» Records from a collection of figures
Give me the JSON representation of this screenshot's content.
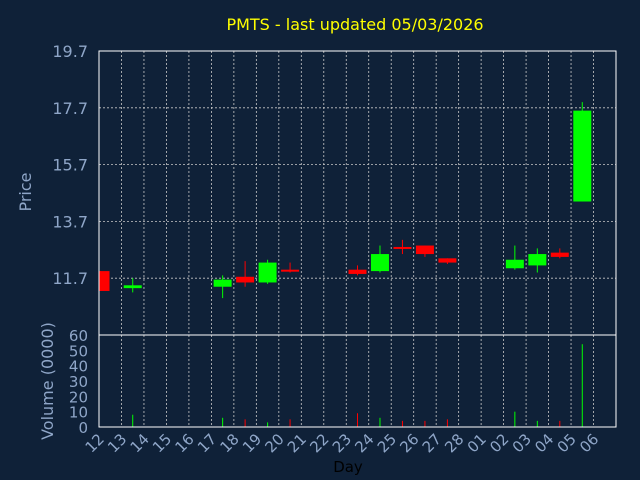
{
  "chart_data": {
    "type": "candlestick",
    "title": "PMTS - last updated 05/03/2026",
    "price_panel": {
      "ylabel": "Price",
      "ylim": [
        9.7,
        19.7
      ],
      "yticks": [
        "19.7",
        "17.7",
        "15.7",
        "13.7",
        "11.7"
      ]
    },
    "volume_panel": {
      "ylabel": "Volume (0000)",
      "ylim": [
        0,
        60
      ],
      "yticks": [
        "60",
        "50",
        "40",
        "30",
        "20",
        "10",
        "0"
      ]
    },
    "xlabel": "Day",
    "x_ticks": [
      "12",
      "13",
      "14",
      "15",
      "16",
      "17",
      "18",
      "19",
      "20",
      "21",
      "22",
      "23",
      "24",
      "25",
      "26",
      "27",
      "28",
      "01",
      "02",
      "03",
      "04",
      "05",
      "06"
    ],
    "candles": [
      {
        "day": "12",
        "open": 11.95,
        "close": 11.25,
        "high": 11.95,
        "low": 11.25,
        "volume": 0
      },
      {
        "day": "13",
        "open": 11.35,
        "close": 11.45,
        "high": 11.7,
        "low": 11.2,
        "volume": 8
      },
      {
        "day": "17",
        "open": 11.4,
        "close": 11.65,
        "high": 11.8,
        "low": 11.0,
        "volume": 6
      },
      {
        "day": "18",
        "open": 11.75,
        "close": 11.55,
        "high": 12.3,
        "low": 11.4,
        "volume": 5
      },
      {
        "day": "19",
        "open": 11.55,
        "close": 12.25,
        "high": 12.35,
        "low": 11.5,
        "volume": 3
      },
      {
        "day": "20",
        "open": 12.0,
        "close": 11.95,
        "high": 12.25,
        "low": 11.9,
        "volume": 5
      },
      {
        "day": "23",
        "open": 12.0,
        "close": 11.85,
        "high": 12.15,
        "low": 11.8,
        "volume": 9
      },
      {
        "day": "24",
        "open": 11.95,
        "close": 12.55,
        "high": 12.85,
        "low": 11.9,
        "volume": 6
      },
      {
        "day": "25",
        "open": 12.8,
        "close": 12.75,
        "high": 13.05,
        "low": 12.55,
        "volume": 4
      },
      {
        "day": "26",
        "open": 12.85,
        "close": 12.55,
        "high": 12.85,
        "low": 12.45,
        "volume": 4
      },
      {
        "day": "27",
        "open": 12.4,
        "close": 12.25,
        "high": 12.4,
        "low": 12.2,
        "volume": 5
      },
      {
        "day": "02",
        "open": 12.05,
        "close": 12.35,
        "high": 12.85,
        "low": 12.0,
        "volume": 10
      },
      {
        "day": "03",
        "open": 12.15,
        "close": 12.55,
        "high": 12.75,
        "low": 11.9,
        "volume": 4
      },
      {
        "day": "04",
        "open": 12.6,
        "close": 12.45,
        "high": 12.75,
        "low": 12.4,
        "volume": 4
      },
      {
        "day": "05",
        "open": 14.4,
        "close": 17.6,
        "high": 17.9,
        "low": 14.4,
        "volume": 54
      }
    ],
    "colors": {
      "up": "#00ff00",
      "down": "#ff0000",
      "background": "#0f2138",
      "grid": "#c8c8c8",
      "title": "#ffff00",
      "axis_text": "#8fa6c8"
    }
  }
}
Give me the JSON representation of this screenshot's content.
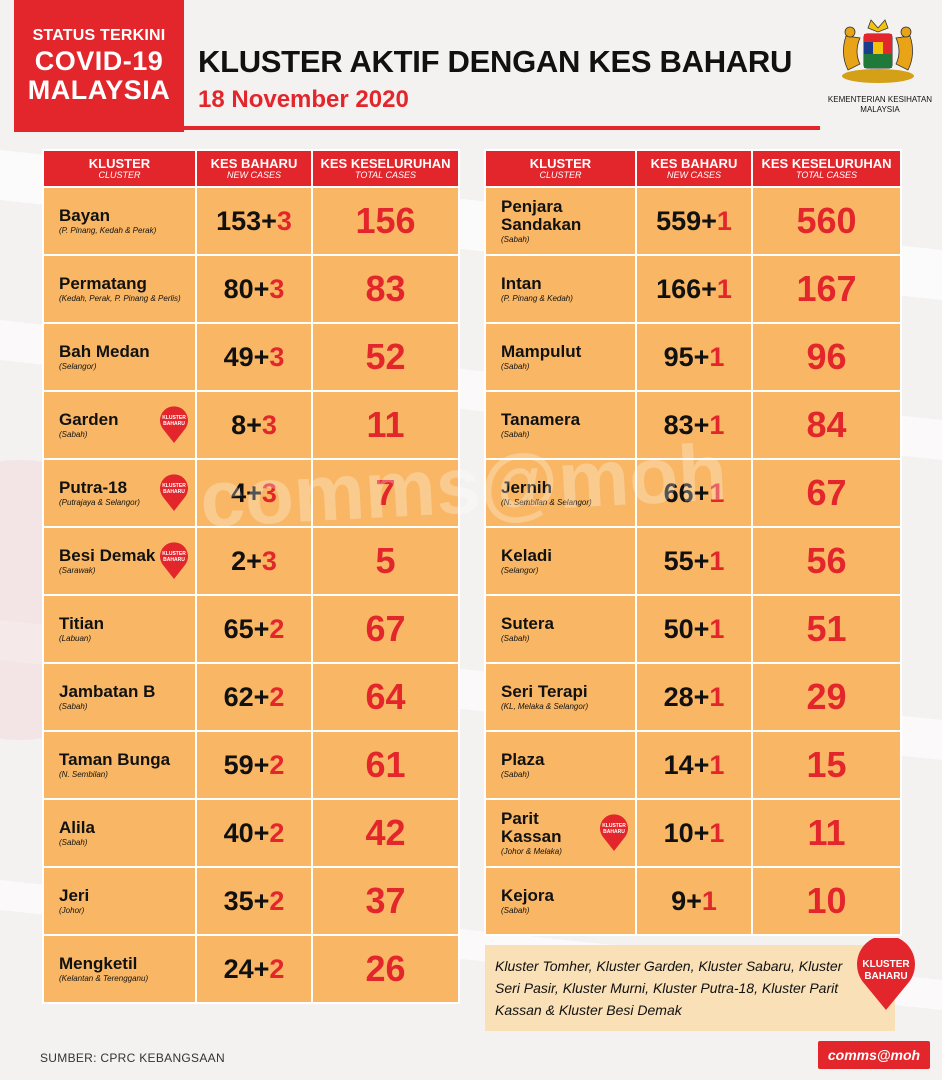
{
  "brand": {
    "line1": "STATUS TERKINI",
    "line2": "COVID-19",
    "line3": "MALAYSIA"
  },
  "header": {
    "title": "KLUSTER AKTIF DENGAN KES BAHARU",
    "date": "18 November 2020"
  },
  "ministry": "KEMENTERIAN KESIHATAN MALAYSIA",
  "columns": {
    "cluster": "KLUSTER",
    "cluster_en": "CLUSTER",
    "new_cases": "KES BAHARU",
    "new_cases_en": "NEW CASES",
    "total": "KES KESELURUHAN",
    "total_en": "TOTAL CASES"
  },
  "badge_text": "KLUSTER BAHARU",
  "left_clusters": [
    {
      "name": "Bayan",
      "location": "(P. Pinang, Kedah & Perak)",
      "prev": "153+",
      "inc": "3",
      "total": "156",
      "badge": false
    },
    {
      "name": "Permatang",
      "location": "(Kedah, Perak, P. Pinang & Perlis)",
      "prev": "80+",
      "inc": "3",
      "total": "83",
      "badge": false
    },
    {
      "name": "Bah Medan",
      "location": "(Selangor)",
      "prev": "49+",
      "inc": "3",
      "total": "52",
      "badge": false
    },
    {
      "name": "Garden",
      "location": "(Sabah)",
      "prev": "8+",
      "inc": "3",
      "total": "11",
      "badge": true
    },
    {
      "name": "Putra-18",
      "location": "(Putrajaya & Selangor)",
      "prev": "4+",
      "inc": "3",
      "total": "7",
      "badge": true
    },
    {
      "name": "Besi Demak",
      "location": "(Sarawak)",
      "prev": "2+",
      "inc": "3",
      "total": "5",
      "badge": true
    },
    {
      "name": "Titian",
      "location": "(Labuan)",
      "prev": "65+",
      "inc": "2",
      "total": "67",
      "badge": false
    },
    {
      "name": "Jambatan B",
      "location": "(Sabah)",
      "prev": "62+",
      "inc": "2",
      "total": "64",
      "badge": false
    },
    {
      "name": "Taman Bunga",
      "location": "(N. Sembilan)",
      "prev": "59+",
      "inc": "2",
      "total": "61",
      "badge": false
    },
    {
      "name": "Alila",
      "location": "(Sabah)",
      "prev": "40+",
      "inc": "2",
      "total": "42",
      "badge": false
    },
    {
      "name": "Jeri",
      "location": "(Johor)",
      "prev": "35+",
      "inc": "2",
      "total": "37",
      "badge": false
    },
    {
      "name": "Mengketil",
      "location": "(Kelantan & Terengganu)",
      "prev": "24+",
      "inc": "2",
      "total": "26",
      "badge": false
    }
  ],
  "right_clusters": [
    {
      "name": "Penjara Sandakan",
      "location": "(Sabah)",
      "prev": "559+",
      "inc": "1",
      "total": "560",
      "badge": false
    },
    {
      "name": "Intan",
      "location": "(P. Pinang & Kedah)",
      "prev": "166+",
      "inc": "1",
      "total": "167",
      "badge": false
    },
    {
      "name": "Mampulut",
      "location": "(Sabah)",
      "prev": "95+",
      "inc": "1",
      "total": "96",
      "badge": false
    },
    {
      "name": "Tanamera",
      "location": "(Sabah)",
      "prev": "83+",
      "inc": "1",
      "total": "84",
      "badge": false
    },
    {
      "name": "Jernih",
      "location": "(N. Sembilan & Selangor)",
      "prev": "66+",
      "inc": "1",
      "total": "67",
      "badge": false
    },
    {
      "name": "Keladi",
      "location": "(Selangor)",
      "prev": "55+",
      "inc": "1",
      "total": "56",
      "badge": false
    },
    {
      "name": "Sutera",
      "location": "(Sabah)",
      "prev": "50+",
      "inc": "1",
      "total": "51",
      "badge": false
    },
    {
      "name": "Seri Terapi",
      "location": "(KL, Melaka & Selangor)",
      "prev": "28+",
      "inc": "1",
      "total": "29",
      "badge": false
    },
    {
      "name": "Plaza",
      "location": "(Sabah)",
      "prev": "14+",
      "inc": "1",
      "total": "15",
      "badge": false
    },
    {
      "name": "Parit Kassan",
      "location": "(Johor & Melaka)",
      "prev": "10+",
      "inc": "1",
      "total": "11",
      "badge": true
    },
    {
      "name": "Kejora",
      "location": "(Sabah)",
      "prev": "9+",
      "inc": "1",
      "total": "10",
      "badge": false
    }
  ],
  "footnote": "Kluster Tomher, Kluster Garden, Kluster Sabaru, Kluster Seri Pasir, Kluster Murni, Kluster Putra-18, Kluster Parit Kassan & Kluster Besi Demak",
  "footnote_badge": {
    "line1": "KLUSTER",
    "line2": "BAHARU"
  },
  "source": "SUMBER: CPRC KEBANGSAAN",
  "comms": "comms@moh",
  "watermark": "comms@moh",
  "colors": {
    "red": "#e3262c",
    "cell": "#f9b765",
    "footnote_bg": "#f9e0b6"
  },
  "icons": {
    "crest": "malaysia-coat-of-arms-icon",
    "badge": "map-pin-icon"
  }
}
---
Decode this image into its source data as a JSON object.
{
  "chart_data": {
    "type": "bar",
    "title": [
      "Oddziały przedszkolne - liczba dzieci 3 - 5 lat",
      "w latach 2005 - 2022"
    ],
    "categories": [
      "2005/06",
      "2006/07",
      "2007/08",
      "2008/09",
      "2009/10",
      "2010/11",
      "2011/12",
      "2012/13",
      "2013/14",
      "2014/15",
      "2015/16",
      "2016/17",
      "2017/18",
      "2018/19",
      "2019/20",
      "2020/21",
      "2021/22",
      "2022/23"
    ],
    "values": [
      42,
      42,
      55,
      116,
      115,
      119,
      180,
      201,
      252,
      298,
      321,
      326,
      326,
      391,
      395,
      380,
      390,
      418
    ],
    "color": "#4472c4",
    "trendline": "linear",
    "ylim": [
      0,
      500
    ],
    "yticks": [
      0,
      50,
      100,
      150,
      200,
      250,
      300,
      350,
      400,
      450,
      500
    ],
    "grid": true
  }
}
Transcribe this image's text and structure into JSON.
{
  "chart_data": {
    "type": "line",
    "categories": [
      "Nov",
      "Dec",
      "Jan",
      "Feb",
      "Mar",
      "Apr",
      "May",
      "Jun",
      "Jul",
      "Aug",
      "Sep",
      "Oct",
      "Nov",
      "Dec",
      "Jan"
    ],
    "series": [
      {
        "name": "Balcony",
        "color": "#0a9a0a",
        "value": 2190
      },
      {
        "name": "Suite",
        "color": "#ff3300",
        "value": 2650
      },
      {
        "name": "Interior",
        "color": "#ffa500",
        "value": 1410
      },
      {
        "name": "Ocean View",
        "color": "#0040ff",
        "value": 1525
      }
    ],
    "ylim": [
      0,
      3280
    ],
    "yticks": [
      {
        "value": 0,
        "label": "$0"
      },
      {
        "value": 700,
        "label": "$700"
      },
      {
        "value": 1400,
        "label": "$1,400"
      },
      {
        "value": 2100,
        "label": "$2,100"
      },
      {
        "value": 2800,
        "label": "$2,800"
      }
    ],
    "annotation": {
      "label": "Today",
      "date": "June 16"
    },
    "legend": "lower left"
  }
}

» STATED GOAL
Count how many lines of the listing above include "Selangor" and report that number alone.

» CORRECT OUTPUT
5